Recorded data.

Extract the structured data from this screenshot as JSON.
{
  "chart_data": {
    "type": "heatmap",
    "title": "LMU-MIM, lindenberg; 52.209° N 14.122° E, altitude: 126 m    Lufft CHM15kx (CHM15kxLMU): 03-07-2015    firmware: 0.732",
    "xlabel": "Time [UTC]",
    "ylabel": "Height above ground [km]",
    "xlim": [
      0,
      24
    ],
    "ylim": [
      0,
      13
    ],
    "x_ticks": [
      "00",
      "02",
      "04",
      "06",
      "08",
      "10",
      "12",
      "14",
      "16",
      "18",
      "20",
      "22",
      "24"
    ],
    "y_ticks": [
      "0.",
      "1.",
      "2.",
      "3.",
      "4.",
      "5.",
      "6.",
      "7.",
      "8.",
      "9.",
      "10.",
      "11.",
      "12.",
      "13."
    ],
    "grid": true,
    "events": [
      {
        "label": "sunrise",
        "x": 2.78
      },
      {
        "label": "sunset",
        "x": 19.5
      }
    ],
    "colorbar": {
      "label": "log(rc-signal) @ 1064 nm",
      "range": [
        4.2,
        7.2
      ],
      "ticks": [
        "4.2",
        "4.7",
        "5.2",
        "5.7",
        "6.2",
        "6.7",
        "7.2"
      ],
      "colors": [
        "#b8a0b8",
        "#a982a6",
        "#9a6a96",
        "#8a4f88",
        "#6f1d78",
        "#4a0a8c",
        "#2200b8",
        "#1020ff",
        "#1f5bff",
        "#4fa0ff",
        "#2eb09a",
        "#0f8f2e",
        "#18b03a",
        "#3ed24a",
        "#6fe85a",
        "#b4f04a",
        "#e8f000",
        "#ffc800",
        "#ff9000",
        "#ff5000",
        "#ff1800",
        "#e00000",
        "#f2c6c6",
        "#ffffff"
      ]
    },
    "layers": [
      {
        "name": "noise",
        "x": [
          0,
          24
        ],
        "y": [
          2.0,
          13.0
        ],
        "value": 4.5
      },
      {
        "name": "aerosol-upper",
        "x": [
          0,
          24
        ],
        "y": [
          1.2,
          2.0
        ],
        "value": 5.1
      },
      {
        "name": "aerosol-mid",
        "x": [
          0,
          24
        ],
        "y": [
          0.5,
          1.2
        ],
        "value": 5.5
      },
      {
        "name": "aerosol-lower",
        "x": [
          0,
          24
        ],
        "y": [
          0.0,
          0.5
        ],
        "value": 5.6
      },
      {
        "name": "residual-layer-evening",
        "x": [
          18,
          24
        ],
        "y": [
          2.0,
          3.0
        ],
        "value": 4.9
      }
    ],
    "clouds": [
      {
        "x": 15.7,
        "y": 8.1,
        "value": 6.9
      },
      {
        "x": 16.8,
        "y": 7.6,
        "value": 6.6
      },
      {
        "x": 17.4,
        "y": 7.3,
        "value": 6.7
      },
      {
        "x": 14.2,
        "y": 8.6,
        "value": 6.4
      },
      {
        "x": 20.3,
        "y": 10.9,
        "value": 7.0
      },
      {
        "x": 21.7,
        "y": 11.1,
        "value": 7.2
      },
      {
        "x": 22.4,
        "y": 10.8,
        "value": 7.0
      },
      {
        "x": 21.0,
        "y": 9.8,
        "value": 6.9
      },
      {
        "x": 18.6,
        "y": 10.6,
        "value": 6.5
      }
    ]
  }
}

Given request.
Using the data above, return each line exactly as written.

Task solution.
Extract the structured data from this screenshot as JSON.
{
  "chart_data": {
    "type": "heatmap",
    "title": "LMU-MIM, lindenberg; 52.209° N 14.122° E, altitude: 126 m    Lufft CHM15kx (CHM15kxLMU): 03-07-2015    firmware: 0.732",
    "xlabel": "Time [UTC]",
    "ylabel": "Height above ground [km]",
    "xlim": [
      0,
      24
    ],
    "ylim": [
      0,
      13
    ],
    "x_ticks": [
      "00",
      "02",
      "04",
      "06",
      "08",
      "10",
      "12",
      "14",
      "16",
      "18",
      "20",
      "22",
      "24"
    ],
    "y_ticks": [
      "0.",
      "1.",
      "2.",
      "3.",
      "4.",
      "5.",
      "6.",
      "7.",
      "8.",
      "9.",
      "10.",
      "11.",
      "12.",
      "13."
    ],
    "grid": true,
    "events": [
      {
        "label": "sunrise",
        "x": 2.78
      },
      {
        "label": "sunset",
        "x": 19.5
      }
    ],
    "colorbar": {
      "label": "log(rc-signal) @ 1064 nm",
      "range": [
        4.2,
        7.2
      ],
      "ticks": [
        "4.2",
        "4.7",
        "5.2",
        "5.7",
        "6.2",
        "6.7",
        "7.2"
      ],
      "colors": [
        "#b8a0b8",
        "#a982a6",
        "#9a6a96",
        "#8a4f88",
        "#6f1d78",
        "#4a0a8c",
        "#2200b8",
        "#1020ff",
        "#1f5bff",
        "#4fa0ff",
        "#2eb09a",
        "#0f8f2e",
        "#18b03a",
        "#3ed24a",
        "#6fe85a",
        "#b4f04a",
        "#e8f000",
        "#ffc800",
        "#ff9000",
        "#ff5000",
        "#ff1800",
        "#e00000",
        "#f2c6c6",
        "#ffffff"
      ]
    },
    "layers": [
      {
        "name": "noise",
        "x": [
          0,
          24
        ],
        "y": [
          2.0,
          13.0
        ],
        "value": 4.5
      },
      {
        "name": "aerosol-upper",
        "x": [
          0,
          24
        ],
        "y": [
          1.2,
          2.0
        ],
        "value": 5.1
      },
      {
        "name": "aerosol-mid",
        "x": [
          0,
          24
        ],
        "y": [
          0.5,
          1.2
        ],
        "value": 5.5
      },
      {
        "name": "aerosol-lower",
        "x": [
          0,
          24
        ],
        "y": [
          0.0,
          0.5
        ],
        "value": 5.6
      },
      {
        "name": "residual-layer-evening",
        "x": [
          18,
          24
        ],
        "y": [
          2.0,
          3.0
        ],
        "value": 4.9
      }
    ],
    "clouds": [
      {
        "x": 15.7,
        "y": 8.1,
        "value": 6.9
      },
      {
        "x": 16.8,
        "y": 7.6,
        "value": 6.6
      },
      {
        "x": 17.4,
        "y": 7.3,
        "value": 6.7
      },
      {
        "x": 14.2,
        "y": 8.6,
        "value": 6.4
      },
      {
        "x": 20.3,
        "y": 10.9,
        "value": 7.0
      },
      {
        "x": 21.7,
        "y": 11.1,
        "value": 7.2
      },
      {
        "x": 22.4,
        "y": 10.8,
        "value": 7.0
      },
      {
        "x": 21.0,
        "y": 9.8,
        "value": 6.9
      },
      {
        "x": 18.6,
        "y": 10.6,
        "value": 6.5
      }
    ]
  }
}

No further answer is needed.